Extracted records
═══

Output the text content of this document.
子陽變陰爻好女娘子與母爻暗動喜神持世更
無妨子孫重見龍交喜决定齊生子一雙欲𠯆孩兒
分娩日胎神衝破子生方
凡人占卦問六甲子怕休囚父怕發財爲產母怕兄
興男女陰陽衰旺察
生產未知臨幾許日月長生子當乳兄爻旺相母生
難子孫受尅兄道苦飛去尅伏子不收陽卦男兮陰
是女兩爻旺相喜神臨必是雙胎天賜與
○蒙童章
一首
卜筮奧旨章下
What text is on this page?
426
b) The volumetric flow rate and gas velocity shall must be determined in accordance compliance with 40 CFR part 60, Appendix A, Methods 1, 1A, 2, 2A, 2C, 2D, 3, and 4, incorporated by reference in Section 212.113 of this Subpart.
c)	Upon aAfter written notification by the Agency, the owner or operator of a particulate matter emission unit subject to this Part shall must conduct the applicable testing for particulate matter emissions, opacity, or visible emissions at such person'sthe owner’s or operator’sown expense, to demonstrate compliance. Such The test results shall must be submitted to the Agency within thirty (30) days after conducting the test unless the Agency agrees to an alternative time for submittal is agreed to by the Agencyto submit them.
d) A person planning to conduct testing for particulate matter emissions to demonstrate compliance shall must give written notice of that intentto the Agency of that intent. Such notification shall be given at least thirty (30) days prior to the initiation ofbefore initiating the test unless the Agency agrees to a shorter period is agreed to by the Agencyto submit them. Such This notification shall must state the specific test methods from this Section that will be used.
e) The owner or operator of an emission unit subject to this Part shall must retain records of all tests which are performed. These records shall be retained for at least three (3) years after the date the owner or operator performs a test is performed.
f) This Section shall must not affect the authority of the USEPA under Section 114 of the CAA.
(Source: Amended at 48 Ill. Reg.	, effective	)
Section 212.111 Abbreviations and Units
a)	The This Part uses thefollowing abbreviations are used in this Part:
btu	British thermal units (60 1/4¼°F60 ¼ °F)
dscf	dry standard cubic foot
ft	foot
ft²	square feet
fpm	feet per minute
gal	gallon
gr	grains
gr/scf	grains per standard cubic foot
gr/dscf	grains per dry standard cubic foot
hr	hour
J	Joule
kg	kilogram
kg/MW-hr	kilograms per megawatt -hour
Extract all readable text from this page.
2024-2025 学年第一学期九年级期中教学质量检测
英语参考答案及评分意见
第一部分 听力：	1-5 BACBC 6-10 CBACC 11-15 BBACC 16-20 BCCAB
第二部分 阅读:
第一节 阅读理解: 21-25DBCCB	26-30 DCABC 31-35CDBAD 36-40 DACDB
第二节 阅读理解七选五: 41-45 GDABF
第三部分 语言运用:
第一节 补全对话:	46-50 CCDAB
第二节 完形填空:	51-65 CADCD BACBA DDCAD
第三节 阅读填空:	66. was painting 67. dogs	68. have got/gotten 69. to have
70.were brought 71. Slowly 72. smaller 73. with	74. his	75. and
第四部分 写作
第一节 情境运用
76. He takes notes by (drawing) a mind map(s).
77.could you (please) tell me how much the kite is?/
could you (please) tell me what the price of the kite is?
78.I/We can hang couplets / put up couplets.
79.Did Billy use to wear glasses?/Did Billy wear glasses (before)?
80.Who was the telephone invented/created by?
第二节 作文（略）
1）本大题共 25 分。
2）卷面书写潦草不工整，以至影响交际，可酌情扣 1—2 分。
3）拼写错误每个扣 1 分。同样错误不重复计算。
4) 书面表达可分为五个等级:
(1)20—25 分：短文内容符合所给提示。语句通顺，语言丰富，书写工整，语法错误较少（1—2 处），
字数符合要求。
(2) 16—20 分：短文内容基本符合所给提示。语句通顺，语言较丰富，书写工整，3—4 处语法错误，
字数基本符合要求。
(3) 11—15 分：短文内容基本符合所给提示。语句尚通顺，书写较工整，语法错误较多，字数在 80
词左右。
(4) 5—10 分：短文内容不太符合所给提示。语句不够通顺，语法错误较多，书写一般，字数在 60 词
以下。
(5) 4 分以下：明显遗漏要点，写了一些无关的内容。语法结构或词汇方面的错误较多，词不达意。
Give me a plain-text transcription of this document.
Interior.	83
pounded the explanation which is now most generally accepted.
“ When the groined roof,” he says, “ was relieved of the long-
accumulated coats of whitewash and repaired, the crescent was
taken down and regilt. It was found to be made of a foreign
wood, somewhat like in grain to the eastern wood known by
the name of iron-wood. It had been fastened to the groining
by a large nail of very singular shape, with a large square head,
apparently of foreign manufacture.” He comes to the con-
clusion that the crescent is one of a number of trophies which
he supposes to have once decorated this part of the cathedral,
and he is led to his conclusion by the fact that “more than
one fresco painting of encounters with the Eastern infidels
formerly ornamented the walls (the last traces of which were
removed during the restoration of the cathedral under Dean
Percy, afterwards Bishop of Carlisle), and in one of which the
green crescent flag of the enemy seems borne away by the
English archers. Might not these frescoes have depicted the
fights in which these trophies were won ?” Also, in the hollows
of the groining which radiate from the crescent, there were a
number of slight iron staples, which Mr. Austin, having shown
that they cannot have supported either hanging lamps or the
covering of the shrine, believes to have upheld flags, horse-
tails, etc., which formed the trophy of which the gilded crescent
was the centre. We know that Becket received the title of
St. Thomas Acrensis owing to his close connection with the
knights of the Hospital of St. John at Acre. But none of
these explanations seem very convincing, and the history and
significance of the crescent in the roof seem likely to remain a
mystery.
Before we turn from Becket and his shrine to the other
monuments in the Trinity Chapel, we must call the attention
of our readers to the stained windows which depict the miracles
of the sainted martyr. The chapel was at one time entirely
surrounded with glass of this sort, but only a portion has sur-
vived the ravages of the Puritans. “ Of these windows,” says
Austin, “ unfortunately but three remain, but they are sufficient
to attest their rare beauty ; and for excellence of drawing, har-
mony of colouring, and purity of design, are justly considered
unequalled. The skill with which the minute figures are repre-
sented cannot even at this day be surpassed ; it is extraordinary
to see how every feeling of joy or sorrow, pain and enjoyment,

═══

* Instructions to follow:
Return the listing above in its exact form.

* The response:
Output the text content of this document.
子陽變陰爻好女娘子與母爻暗動喜神持世更
無妨子孫重見龍交喜决定齊生子一雙欲𠯆孩兒
分娩日胎神衝破子生方
凡人占卦問六甲子怕休囚父怕發財爲產母怕兄
興男女陰陽衰旺察
生產未知臨幾許日月長生子當乳兄爻旺相母生
難子孫受尅兄道苦飛去尅伏子不收陽卦男兮陰
是女兩爻旺相喜神臨必是雙胎天賜與
○蒙童章
一首
卜筮奧旨章下
What text is on this page?
426
b) The volumetric flow rate and gas velocity shall must be determined in accordance compliance with 40 CFR part 60, Appendix A, Methods 1, 1A, 2, 2A, 2C, 2D, 3, and 4, incorporated by reference in Section 212.113 of this Subpart.
c)	Upon aAfter written notification by the Agency, the owner or operator of a particulate matter emission unit subject to this Part shall must conduct the applicable testing for particulate matter emissions, opacity, or visible emissions at such person'sthe owner’s or operator’sown expense, to demonstrate compliance. Such The test results shall must be submitted to the Agency within thirty (30) days after conducting the test unless the Agency agrees to an alternative time for submittal is agreed to by the Agencyto submit them.
d) A person planning to conduct testing for particulate matter emissions to demonstrate compliance shall must give written notice of that intentto the Agency of that intent. Such notification shall be given at least thirty (30) days prior to the initiation ofbefore initiating the test unless the Agency agrees to a shorter period is agreed to by the Agencyto submit them. Such This notification shall must state the specific test methods from this Section that will be used.
e) The owner or operator of an emission unit subject to this Part shall must retain records of all tests which are performed. These records shall be retained for at least three (3) years after the date the owner or operator performs a test is performed.
f) This Section shall must not affect the authority of the USEPA under Section 114 of the CAA.
(Source: Amended at 48 Ill. Reg.	, effective	)
Section 212.111 Abbreviations and Units
a)	The This Part uses thefollowing abbreviations are used in this Part:
btu	British thermal units (60 1/4¼°F60 ¼ °F)
dscf	dry standard cubic foot
ft	foot
ft²	square feet
fpm	feet per minute
gal	gallon
gr	grains
gr/scf	grains per standard cubic foot
gr/dscf	grains per dry standard cubic foot
hr	hour
J	Joule
kg	kilogram
kg/MW-hr	kilograms per megawatt -hour
Extract all readable text from this page.
2024-2025 学年第一学期九年级期中教学质量检测
英语参考答案及评分意见
第一部分 听力：	1-5 BACBC 6-10 CBACC 11-15 BBACC 16-20 BCCAB
第二部分 阅读:
第一节 阅读理解: 21-25DBCCB	26-30 DCABC 31-35CDBAD 36-40 DACDB
第二节 阅读理解七选五: 41-45 GDABF
第三部分 语言运用:
第一节 补全对话:	46-50 CCDAB
第二节 完形填空:	51-65 CADCD BACBA DDCAD
第三节 阅读填空:	66. was painting 67. dogs	68. have got/gotten 69. to have
70.were brought 71. Slowly 72. smaller 73. with	74. his	75. and
第四部分 写作
第一节 情境运用
76. He takes notes by (drawing) a mind map(s).
77.could you (please) tell me how much the kite is?/
could you (please) tell me what the price of the kite is?
78.I/We can hang couplets / put up couplets.
79.Did Billy use to wear glasses?/Did Billy wear glasses (before)?
80.Who was the telephone invented/created by?
第二节 作文（略）
1）本大题共 25 分。
2）卷面书写潦草不工整，以至影响交际，可酌情扣 1—2 分。
3）拼写错误每个扣 1 分。同样错误不重复计算。
4) 书面表达可分为五个等级:
(1)20—25 分：短文内容符合所给提示。语句通顺，语言丰富，书写工整，语法错误较少（1—2 处），
字数符合要求。
(2) 16—20 分：短文内容基本符合所给提示。语句通顺，语言较丰富，书写工整，3—4 处语法错误，
字数基本符合要求。
(3) 11—15 分：短文内容基本符合所给提示。语句尚通顺，书写较工整，语法错误较多，字数在 80
词左右。
(4) 5—10 分：短文内容不太符合所给提示。语句不够通顺，语法错误较多，书写一般，字数在 60 词
以下。
(5) 4 分以下：明显遗漏要点，写了一些无关的内容。语法结构或词汇方面的错误较多，词不达意。
Give me a plain-text transcription of this document.
Interior.	83
pounded the explanation which is now most generally accepted.
“ When the groined roof,” he says, “ was relieved of the long-
accumulated coats of whitewash and repaired, the crescent was
taken down and regilt. It was found to be made of a foreign
wood, somewhat like in grain to the eastern wood known by
the name of iron-wood. It had been fastened to the groining
by a large nail of very singular shape, with a large square head,
apparently of foreign manufacture.” He comes to the con-
clusion that the crescent is one of a number of trophies which
he supposes to have once decorated this part of the cathedral,
and he is led to his conclusion by the fact that “more than
one fresco painting of encounters with the Eastern infidels
formerly ornamented the walls (the last traces of which were
removed during the restoration of the cathedral under Dean
Percy, afterwards Bishop of Carlisle), and in one of which the
green crescent flag of the enemy seems borne away by the
English archers. Might not these frescoes have depicted the
fights in which these trophies were won ?” Also, in the hollows
of the groining which radiate from the crescent, there were a
number of slight iron staples, which Mr. Austin, having shown
that they cannot have supported either hanging lamps or the
covering of the shrine, believes to have upheld flags, horse-
tails, etc., which formed the trophy of which the gilded crescent
was the centre. We know that Becket received the title of
St. Thomas Acrensis owing to his close connection with the
knights of the Hospital of St. John at Acre. But none of
these explanations seem very convincing, and the history and
significance of the crescent in the roof seem likely to remain a
mystery.
Before we turn from Becket and his shrine to the other
monuments in the Trinity Chapel, we must call the attention
of our readers to the stained windows which depict the miracles
of the sainted martyr. The chapel was at one time entirely
surrounded with glass of this sort, but only a portion has sur-
vived the ravages of the Puritans. “ Of these windows,” says
Austin, “ unfortunately but three remain, but they are sufficient
to attest their rare beauty ; and for excellence of drawing, har-
mony of colouring, and purity of design, are justly considered
unequalled. The skill with which the minute figures are repre-
sented cannot even at this day be surpassed ; it is extraordinary
to see how every feeling of joy or sorrow, pain and enjoyment,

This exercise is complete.